• Exercise: Review the material line by line. Identify and copy every line that contains the string "celu".

(Dataset records)
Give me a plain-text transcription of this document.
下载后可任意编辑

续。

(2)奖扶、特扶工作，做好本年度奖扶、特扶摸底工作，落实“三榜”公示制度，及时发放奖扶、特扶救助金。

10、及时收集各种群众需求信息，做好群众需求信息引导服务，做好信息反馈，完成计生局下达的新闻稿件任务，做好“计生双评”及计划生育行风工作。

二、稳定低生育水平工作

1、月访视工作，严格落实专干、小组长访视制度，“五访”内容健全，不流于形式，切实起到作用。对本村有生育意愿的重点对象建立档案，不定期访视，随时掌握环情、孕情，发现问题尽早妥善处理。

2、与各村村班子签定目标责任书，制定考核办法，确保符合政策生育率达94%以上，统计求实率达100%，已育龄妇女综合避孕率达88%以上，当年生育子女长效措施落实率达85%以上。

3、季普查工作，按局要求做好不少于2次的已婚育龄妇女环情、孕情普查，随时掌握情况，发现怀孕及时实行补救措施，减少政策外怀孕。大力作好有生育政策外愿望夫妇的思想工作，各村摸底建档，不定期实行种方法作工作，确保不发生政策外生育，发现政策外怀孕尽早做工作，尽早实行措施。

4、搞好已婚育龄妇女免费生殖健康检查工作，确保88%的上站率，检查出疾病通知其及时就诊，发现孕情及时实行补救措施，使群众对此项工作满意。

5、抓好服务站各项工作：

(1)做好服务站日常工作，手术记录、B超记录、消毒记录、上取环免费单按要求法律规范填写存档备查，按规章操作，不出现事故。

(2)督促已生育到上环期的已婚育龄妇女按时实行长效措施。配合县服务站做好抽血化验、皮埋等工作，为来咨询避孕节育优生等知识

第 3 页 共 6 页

...

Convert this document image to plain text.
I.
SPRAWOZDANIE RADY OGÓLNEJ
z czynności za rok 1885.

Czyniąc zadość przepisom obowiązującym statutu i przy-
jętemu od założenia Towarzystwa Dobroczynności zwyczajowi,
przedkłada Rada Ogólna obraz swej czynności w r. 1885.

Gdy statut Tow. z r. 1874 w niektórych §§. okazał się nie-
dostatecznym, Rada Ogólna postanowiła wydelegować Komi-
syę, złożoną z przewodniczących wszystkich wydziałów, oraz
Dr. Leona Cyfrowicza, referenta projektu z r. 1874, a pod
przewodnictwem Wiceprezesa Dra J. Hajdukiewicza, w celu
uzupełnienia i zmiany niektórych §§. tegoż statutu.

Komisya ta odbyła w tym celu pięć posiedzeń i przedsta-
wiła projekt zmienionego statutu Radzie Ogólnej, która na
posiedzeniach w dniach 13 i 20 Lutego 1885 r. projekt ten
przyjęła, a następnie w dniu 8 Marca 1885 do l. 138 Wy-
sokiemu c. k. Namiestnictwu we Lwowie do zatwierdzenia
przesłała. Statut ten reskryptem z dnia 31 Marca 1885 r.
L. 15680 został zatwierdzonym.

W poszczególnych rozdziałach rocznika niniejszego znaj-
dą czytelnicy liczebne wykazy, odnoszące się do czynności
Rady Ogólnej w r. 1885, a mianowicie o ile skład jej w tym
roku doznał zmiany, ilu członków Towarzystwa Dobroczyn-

• Completed task:
przewodnictwem Wiceprezesa Dra J. Hajdukiewicza, w celu
Komisya ta odbyła w tym celu pięć posiedzeń i przedsta-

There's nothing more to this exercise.